[Dataset items]
- - -

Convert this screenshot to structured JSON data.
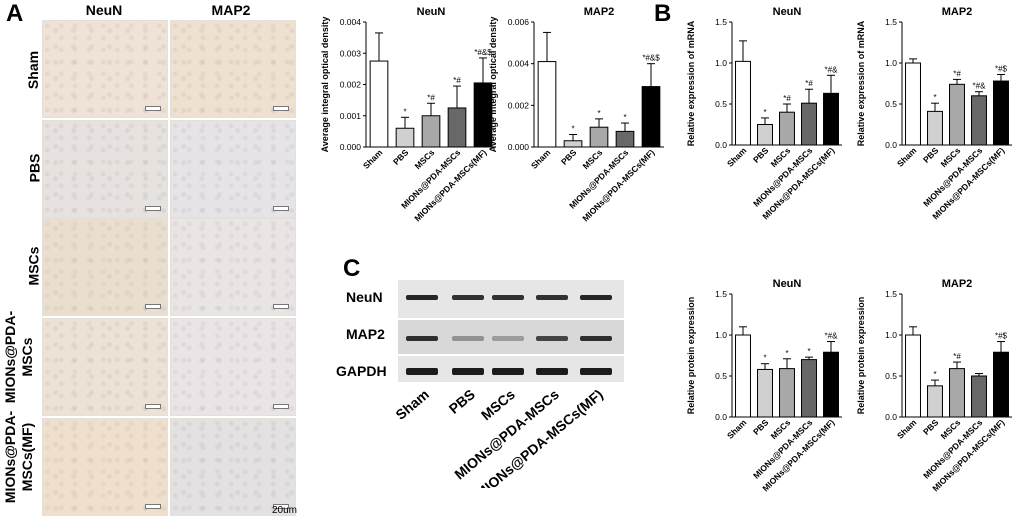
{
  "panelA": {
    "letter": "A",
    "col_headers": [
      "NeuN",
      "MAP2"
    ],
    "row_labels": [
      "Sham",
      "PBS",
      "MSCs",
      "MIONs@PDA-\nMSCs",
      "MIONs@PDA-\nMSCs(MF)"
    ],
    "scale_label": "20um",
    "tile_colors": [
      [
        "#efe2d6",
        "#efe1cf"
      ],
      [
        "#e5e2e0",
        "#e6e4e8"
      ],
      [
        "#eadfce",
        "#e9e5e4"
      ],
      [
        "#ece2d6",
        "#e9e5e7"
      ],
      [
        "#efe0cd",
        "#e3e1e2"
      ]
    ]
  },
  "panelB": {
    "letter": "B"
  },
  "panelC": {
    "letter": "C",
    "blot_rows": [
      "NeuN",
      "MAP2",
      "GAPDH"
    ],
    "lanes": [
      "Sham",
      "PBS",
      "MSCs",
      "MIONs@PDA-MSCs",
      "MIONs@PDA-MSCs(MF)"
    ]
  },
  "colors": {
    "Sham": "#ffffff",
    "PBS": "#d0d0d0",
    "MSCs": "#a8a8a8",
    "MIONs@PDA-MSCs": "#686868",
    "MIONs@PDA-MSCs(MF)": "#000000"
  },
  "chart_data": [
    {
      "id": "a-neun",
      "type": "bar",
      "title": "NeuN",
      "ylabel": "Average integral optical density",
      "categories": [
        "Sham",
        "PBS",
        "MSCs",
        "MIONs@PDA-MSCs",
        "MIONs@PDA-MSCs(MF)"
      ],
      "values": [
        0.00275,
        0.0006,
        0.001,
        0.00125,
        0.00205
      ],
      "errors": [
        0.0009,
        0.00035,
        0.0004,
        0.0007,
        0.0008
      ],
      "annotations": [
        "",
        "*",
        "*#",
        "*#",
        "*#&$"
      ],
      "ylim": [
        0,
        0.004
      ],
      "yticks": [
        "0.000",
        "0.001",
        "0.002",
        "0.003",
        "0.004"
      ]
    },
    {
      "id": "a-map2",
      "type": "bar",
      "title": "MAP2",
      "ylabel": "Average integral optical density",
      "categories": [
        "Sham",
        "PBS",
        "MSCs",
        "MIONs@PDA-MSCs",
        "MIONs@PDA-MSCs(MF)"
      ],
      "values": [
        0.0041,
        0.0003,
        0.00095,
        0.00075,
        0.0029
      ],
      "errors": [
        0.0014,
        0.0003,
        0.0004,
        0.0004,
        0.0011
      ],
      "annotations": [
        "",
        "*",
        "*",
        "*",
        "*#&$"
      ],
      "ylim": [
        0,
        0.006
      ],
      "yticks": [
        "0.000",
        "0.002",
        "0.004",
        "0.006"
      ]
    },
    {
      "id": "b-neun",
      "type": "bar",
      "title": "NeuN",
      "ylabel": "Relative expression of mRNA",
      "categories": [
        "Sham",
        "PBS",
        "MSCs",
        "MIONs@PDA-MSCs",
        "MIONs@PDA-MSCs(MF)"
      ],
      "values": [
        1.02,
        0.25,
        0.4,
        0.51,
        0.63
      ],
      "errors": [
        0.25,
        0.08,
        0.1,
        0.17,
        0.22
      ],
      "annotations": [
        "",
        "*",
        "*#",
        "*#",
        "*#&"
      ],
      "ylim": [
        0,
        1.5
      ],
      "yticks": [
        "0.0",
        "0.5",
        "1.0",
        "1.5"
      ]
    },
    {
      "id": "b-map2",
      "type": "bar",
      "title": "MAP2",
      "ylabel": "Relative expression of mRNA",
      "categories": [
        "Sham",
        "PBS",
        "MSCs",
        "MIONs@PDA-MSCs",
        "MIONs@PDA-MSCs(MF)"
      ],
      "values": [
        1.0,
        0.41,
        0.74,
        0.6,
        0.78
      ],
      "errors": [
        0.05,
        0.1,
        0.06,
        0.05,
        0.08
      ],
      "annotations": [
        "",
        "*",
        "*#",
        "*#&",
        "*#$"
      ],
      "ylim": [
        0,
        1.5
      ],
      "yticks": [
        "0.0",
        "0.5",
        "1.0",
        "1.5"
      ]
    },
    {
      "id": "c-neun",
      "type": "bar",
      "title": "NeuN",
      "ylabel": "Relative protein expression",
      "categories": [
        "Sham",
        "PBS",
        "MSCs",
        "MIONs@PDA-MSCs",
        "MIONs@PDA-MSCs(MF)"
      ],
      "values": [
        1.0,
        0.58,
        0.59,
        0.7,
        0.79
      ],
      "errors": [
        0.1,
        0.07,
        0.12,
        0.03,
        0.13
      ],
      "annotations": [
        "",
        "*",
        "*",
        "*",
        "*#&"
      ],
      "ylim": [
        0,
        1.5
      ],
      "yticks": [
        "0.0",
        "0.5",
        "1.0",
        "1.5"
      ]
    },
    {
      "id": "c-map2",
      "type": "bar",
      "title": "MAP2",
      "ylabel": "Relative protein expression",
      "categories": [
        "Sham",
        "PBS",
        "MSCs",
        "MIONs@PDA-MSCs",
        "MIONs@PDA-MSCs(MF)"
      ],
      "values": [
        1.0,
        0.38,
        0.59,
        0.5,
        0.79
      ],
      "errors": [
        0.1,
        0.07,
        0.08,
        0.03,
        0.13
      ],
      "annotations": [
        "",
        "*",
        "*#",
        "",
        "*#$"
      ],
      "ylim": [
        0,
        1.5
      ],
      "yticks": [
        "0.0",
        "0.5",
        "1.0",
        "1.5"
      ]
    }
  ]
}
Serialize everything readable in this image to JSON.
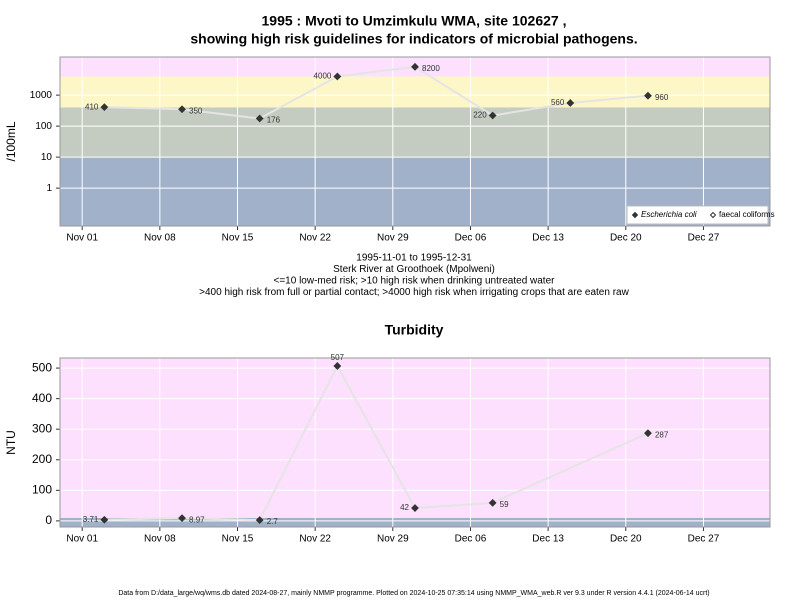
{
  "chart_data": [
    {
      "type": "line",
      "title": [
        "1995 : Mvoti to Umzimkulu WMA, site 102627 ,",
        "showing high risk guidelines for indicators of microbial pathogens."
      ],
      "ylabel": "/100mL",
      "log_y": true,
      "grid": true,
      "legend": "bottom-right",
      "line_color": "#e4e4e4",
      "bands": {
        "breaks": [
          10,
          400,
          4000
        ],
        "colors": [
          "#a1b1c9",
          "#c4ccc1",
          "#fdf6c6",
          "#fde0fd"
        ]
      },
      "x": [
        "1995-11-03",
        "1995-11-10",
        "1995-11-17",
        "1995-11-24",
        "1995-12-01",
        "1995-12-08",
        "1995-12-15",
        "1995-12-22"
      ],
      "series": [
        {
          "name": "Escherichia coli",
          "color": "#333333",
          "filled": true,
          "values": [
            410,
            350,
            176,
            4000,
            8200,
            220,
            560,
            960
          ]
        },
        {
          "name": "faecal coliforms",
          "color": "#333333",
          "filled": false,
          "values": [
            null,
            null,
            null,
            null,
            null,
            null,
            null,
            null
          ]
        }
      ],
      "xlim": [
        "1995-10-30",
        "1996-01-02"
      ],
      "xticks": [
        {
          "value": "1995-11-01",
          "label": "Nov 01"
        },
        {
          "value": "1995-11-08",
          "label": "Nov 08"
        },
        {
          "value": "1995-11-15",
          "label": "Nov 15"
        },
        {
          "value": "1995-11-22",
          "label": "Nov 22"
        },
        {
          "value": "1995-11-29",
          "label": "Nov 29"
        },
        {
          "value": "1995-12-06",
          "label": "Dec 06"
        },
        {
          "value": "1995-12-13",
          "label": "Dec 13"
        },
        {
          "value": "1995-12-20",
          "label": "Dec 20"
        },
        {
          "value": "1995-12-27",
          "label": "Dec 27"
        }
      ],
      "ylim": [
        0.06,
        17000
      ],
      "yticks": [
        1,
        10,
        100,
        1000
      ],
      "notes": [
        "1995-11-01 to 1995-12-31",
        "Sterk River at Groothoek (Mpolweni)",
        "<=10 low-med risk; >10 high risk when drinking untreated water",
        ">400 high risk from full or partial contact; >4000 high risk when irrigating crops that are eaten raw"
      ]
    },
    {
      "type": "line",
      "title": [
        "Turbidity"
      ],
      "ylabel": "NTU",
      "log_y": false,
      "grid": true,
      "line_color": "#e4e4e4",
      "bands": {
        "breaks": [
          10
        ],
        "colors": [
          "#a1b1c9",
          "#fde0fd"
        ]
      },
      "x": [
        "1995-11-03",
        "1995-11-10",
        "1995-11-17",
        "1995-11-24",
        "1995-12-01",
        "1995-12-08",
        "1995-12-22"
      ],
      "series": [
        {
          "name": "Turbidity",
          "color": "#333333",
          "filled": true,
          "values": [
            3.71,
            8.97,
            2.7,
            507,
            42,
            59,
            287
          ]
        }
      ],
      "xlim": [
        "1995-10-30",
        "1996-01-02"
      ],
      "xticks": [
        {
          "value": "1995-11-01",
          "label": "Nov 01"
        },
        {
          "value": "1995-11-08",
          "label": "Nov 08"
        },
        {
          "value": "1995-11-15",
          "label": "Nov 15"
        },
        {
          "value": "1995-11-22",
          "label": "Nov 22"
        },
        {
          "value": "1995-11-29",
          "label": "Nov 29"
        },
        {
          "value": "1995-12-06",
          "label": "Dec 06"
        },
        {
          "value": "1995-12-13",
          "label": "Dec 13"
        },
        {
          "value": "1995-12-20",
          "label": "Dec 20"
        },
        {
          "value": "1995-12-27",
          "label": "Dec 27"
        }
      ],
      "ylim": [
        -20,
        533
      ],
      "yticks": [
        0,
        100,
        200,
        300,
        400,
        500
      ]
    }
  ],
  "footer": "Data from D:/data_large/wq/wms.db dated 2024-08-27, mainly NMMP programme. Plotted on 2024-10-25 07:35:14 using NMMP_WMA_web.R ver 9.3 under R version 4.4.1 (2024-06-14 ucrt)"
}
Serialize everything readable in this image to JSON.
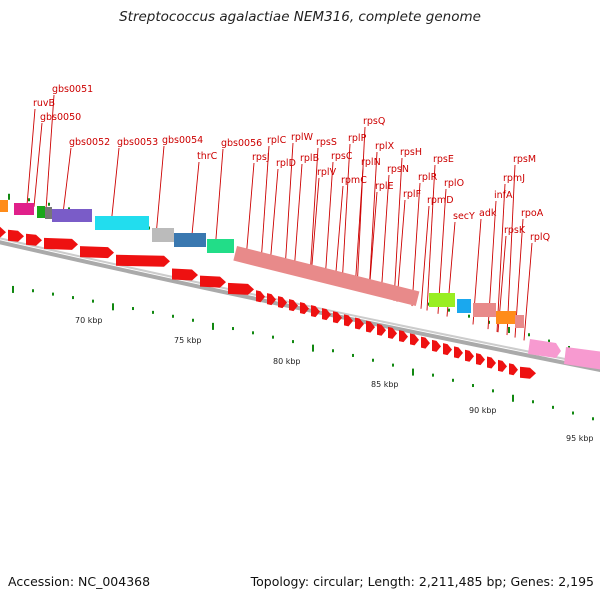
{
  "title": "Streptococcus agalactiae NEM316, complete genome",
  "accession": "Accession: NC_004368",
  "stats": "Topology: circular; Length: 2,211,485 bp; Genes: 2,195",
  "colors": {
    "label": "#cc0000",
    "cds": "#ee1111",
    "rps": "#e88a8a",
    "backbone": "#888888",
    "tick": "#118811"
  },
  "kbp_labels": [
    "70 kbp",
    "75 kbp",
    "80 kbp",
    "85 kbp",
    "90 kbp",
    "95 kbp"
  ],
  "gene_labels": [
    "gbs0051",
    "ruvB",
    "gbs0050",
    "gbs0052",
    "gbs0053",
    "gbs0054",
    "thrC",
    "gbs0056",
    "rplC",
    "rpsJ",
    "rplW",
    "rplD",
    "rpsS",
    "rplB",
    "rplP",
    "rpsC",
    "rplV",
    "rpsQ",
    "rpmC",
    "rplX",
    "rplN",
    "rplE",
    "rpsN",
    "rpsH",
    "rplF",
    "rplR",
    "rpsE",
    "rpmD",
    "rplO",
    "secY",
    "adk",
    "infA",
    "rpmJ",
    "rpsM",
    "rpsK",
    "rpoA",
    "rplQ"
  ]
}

- - -

WHAT TO WORK ON>
Reply with one number, the count of lines in the records that include the word "name".

WRITTEN SOLUTION>
3